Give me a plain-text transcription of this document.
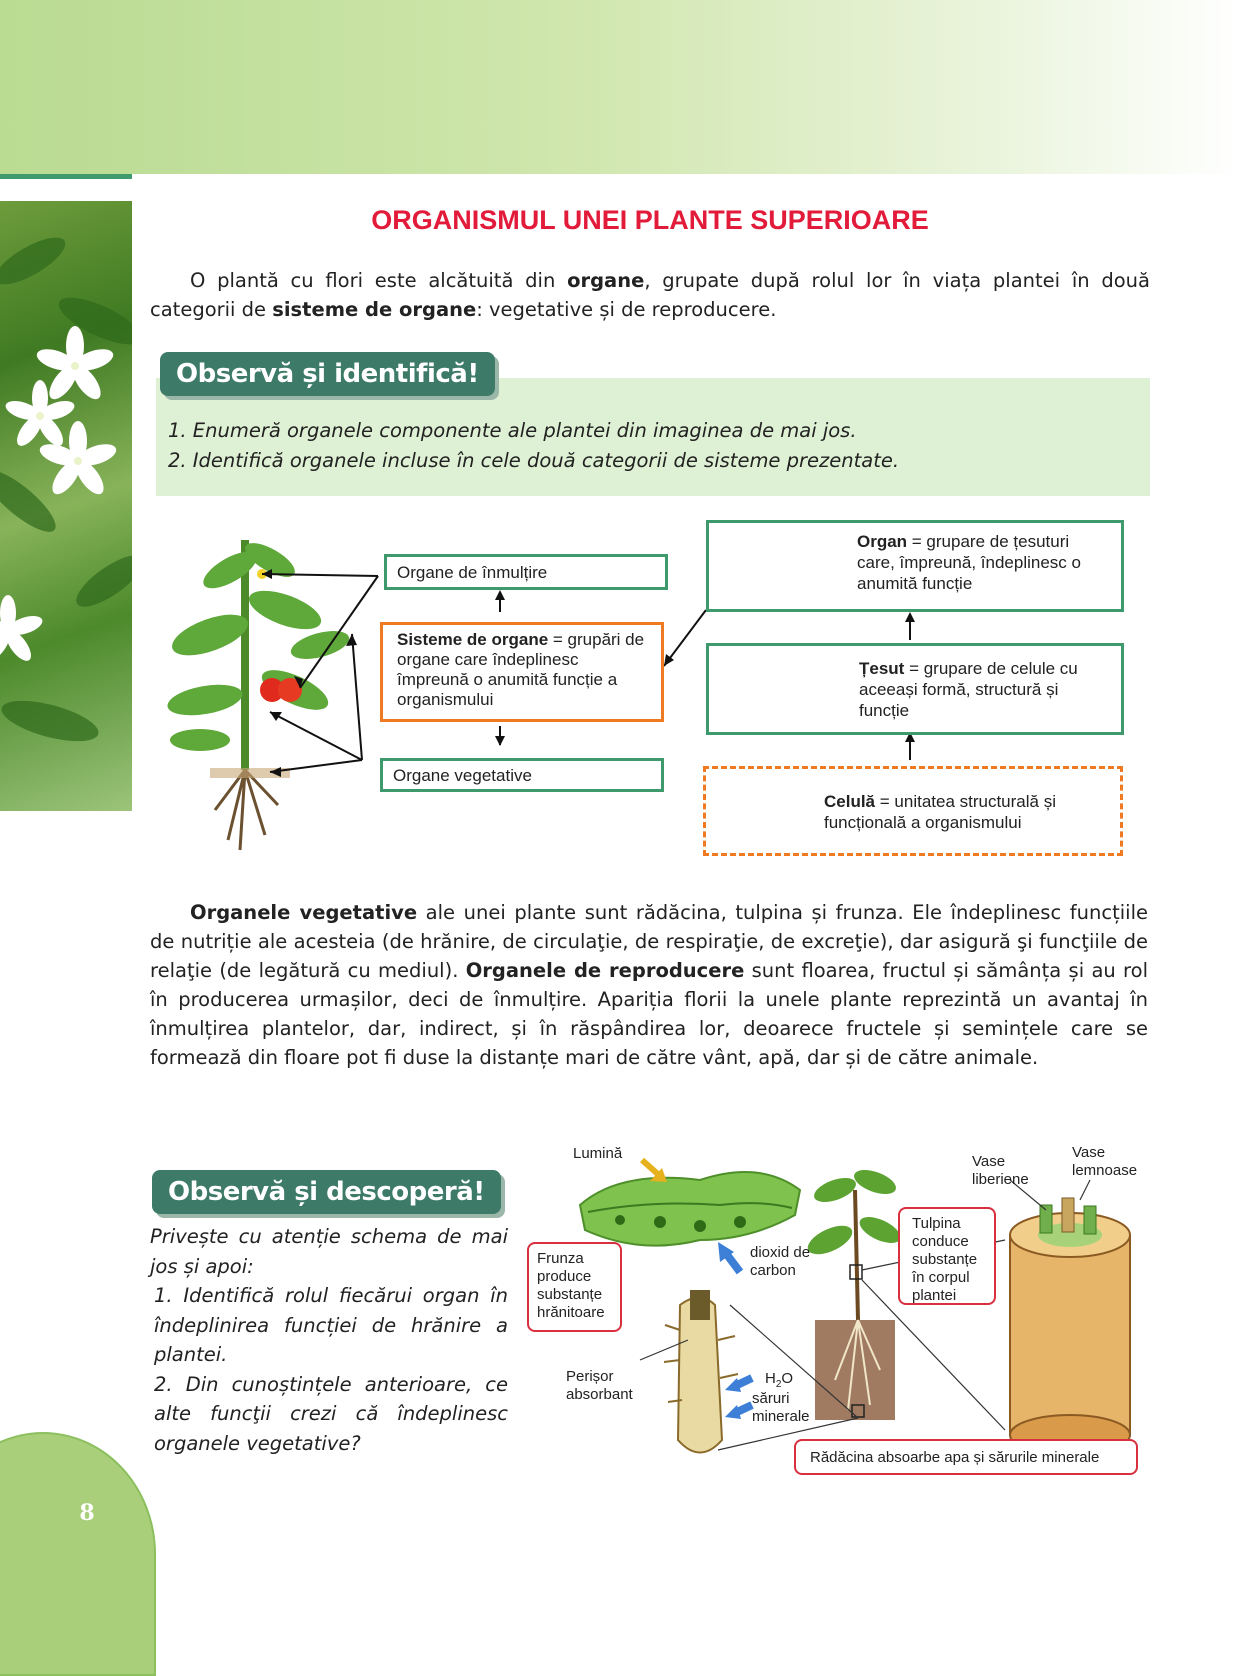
8
ORGANISMUL UNEI PLANTE SUPERIOARE
O plantă cu flori este alcătuită din organe, grupate după rolul lor în viața plantei în două categorii de sisteme de organe: vegetative și de reproducere.
Observă și identifică!
1. Enumeră organele componente ale plantei din imaginea de mai jos.
2. Identifică organele incluse în cele două categorii de sisteme prezentate.
Organe de înmulțire
Sisteme de organe = grupări de organe care îndeplinesc împreună o anumită funcție a organismului
Organe vegetative
Organ = grupare de țesuturi care, împreună, îndeplinesc o anumită funcție
Țesut = grupare de celule cu aceeași formă, structură și funcție
Celulă = unitatea structurală și funcțională a organismului
Organele vegetative ale unei plante sunt rădăcina, tulpina și frunza. Ele îndeplinesc funcțiile de nutriție ale acesteia (de hrănire, de circulaţie, de respiraţie, de excreţie), dar asigură şi funcţiile de relaţie (de legătură cu mediul). Organele de reproducere sunt floarea, fructul și sămânța și au rol în producerea urmașilor, deci de înmulțire. Apariția florii la unele plante reprezintă un avantaj în înmulțirea plantelor, dar, indirect, și în răspândirea lor, deoarece fructele și semințele care se formează din floare pot fi duse la distanțe mari de către vânt, apă, dar și de către animale.
Observă și descoperă!
Privește cu atenție schema de mai jos și apoi:
1. Identifică rolul fiecărui organ în îndeplinirea funcției de hrănire a plantei.
2. Din cunoștințele anterioare, ce alte funcţii crezi că îndeplinesc organele vegetative?
Lumină
Frunza produce substanțe hrănitoare
dioxid de carbon
Perișor absorbant
$H_2O$
săruri minerale
Tulpina conduce substanțe în corpul plantei
Vase liberiene
Vase lemnoase
Rădăcina absoarbe apa și sărurile minerale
§ §
## WRITTEN REQUEST
Give every record back exactly as it reads, with no images.

## TASK RESPONSE
Give me a plain-text transcription of this document.
8
ORGANISMUL UNEI PLANTE SUPERIOARE
O plantă cu flori este alcătuită din organe, grupate după rolul lor în viața plantei în două categorii de sisteme de organe: vegetative și de reproducere.
Observă și identifică!
1. Enumeră organele componente ale plantei din imaginea de mai jos.
2. Identifică organele incluse în cele două categorii de sisteme prezentate.
Organe de înmulțire
Sisteme de organe = grupări de organe care îndeplinesc împreună o anumită funcție a organismului
Organe vegetative
Organ = grupare de țesuturi care, împreună, îndeplinesc o anumită funcție
Țesut = grupare de celule cu aceeași formă, structură și funcție
Celulă = unitatea structurală și funcțională a organismului
Organele vegetative ale unei plante sunt rădăcina, tulpina și frunza. Ele îndeplinesc funcțiile de nutriție ale acesteia (de hrănire, de circulaţie, de respiraţie, de excreţie), dar asigură şi funcţiile de relaţie (de legătură cu mediul). Organele de reproducere sunt floarea, fructul și sămânța și au rol în producerea urmașilor, deci de înmulțire. Apariția florii la unele plante reprezintă un avantaj în înmulțirea plantelor, dar, indirect, și în răspândirea lor, deoarece fructele și semințele care se formează din floare pot fi duse la distanțe mari de către vânt, apă, dar și de către animale.
Observă și descoperă!
Privește cu atenție schema de mai jos și apoi:
1. Identifică rolul fiecărui organ în îndeplinirea funcției de hrănire a plantei.
2. Din cunoștințele anterioare, ce alte funcţii crezi că îndeplinesc organele vegetative?
Lumină
Frunza produce substanțe hrănitoare
dioxid de carbon
Perișor absorbant
$H_2O$
săruri minerale
Tulpina conduce substanțe în corpul plantei
Vase liberiene
Vase lemnoase
Rădăcina absoarbe apa și sărurile minerale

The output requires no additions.